● **What you should do**:
Copy everything in the assembly article from "What Web Developers" down to "the big picture.", swapping "x86 processors" for "ARM processors".

What Web Developers Can Learn from Assembly

300px-Half-adder.svgLearning assembly can provide a significant benefit for web developers. I recently began learning and programming assembly for the x86 processors. This is more of a refresher, since I had learned some assembly on the university VAX.  I consider learning to program in assembly some of the most important knowledge I have learned. Assembly programming taught me about how programs are processed, how memory allocated and used, and better understanding of modern computer architecture. These skills may not be directly applicable in high level languages, but it does allow us to understand the big picture.

Programming in assembly requires you to think in bits and bytes. You must allocate your own memory. You have to move data into registers and directly perform arithmetic and logical operations on bits and bytes of data, rather than just defining a for each loop and iterating through objects. Using assembly is in effect directly telling the processor which instructions to execute on which data. You learn how to do the heavy lifting rather than having a high level language do it for you.

Assembly programming can help shore up your knowledge of existing languages. One area where assembly is very effective is understanding memory management. Even though memory management is now handled by modern language with garbage collectors. In assembly we have to explicitly define how much memory we need. We may define 64 bytes for an array, rather than just defining a variable for a list and initializing the object without ever knowing how big that list is. Understanding how memory is allocated can help us minimize the overall foot print of all of our applications and be more efficient.

● **Provided data**:
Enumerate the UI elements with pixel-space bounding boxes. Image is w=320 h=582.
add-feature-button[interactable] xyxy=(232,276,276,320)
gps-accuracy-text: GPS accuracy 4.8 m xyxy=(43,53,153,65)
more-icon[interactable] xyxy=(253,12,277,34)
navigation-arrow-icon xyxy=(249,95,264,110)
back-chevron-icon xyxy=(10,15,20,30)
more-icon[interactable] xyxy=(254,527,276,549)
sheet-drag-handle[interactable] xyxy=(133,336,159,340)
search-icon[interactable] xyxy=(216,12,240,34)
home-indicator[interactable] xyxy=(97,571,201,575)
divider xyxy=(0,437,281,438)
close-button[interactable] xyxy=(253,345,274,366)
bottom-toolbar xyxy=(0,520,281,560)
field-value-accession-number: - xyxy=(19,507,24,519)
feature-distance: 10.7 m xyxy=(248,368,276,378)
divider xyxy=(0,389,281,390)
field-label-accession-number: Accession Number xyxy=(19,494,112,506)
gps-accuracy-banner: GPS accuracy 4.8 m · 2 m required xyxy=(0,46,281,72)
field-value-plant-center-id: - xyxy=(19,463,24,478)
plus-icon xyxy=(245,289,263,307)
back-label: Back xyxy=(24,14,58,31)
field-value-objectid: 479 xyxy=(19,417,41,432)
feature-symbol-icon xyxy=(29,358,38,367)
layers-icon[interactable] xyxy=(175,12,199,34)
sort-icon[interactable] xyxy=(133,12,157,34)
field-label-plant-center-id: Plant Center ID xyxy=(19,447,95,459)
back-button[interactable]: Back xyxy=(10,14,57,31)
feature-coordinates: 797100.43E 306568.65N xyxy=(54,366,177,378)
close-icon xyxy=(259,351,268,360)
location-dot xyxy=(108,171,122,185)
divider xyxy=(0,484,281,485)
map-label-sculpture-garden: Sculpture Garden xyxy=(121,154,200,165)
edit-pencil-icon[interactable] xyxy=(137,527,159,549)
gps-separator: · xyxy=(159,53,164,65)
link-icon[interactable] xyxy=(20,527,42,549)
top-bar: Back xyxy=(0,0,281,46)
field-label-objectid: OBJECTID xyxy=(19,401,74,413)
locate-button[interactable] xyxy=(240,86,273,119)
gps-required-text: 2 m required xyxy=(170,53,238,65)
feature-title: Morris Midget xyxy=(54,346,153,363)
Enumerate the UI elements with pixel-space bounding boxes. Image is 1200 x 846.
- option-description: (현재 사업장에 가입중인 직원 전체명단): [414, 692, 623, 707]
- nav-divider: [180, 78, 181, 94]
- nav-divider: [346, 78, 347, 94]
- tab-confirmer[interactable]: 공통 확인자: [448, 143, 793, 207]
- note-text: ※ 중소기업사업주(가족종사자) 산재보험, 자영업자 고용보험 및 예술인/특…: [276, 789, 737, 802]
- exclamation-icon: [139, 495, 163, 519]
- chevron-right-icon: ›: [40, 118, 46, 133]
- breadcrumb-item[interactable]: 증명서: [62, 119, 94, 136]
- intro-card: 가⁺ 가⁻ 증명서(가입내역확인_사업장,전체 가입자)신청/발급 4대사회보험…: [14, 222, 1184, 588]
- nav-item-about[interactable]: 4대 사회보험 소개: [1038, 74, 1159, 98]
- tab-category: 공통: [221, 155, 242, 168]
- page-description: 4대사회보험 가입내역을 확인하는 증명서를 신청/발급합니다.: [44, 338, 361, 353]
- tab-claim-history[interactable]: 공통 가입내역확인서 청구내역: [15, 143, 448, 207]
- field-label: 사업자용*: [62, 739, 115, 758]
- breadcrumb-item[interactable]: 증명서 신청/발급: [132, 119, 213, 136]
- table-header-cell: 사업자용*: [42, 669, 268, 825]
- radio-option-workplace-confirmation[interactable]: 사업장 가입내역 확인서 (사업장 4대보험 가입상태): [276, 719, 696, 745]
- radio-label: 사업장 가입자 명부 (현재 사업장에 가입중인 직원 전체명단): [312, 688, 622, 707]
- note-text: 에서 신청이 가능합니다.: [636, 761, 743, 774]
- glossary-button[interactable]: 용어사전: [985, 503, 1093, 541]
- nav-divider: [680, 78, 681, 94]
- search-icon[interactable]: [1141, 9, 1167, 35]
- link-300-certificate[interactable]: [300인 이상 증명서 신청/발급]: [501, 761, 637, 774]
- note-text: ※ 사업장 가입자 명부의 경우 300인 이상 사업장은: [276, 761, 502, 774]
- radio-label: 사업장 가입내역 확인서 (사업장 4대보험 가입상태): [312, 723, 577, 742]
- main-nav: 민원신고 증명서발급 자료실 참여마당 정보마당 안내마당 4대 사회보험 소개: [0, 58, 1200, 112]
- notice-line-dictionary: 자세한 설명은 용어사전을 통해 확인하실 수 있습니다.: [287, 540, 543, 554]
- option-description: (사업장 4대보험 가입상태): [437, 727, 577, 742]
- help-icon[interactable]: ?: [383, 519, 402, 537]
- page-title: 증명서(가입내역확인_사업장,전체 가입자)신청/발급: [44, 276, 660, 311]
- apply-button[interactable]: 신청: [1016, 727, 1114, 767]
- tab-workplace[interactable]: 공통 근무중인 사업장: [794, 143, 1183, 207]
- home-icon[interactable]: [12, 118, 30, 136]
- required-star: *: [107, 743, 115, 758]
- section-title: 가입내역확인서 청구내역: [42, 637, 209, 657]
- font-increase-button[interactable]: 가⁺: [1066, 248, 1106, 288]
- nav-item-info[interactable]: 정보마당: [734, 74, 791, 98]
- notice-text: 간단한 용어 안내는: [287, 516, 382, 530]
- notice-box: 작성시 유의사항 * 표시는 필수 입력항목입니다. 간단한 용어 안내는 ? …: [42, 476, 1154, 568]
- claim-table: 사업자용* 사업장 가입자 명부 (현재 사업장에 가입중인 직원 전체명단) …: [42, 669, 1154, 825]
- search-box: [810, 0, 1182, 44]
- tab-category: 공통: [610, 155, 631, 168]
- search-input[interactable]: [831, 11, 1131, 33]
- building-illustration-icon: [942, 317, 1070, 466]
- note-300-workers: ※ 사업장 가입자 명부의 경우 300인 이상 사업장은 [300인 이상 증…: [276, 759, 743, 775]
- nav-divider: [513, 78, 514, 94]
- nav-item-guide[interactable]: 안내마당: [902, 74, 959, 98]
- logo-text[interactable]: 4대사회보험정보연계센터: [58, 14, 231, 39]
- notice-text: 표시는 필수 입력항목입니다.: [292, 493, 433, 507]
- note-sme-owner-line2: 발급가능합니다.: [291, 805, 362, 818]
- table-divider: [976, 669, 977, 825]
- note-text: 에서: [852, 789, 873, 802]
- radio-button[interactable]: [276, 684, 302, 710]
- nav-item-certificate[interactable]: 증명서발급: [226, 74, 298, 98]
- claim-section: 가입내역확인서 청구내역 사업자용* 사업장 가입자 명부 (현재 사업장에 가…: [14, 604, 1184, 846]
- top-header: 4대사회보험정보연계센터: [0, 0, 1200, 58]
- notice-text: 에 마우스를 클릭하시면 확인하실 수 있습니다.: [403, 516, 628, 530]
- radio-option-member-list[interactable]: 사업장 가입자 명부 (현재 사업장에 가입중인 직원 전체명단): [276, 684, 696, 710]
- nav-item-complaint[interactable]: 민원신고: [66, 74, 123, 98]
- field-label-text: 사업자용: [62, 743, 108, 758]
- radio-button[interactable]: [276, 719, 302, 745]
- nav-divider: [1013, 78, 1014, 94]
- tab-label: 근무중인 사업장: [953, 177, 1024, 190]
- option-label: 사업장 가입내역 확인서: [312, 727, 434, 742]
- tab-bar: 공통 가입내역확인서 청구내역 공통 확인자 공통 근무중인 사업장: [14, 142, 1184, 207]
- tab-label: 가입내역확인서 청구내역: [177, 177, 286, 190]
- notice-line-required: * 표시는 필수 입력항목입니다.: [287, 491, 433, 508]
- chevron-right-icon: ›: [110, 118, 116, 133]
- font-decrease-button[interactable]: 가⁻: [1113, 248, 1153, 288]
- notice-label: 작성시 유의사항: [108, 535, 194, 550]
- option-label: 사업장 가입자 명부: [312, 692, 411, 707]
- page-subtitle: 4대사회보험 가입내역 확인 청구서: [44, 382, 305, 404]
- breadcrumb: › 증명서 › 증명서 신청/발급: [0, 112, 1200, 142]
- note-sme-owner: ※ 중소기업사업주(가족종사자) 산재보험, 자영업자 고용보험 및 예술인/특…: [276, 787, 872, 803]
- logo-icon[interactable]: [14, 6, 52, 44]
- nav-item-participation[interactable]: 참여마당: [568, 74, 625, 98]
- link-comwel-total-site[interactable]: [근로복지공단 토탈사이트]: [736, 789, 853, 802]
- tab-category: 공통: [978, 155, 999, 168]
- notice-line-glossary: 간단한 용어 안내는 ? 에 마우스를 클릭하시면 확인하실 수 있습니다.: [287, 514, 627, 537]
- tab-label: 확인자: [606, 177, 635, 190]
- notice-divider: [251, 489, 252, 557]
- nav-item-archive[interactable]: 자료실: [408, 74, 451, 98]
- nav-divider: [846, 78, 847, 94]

● **Result of this exercise**:
What Web Developers Can Learn from Assembly

300px-Half-adder.svgLearning assembly can provide a significant benefit for web developers. I recently began learning and programming assembly for the ARM processors. This is more of a refresher, since I had learned some assembly on the university VAX.  I consider learning to program in assembly some of the most important knowledge I have learned. Assembly programming taught me about how programs are processed, how memory allocated and used, and better understanding of modern computer architecture. These skills may not be directly applicable in high level languages, but it does allow us to understand the big picture.